__What you will do__
Reproduce the material exactly, omitting nothing.

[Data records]
..............................

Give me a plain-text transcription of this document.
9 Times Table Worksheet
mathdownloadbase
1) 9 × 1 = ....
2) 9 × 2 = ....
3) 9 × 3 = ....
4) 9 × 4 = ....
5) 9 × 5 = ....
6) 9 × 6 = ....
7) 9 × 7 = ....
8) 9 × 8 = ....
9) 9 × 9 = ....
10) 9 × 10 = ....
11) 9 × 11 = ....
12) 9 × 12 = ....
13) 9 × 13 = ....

..............................

__Response__
Give me a plain-text transcription of this document.
9 Times Table Worksheet
mathdownloadbase
1) 9 × 1 = ....
2) 9 × 2 = ....
3) 9 × 3 = ....
4) 9 × 4 = ....
5) 9 × 5 = ....
6) 9 × 6 = ....
7) 9 × 7 = ....
8) 9 × 8 = ....
9) 9 × 9 = ....
10) 9 × 10 = ....
11) 9 × 11 = ....
12) 9 × 12 = ....
13) 9 × 13 = ....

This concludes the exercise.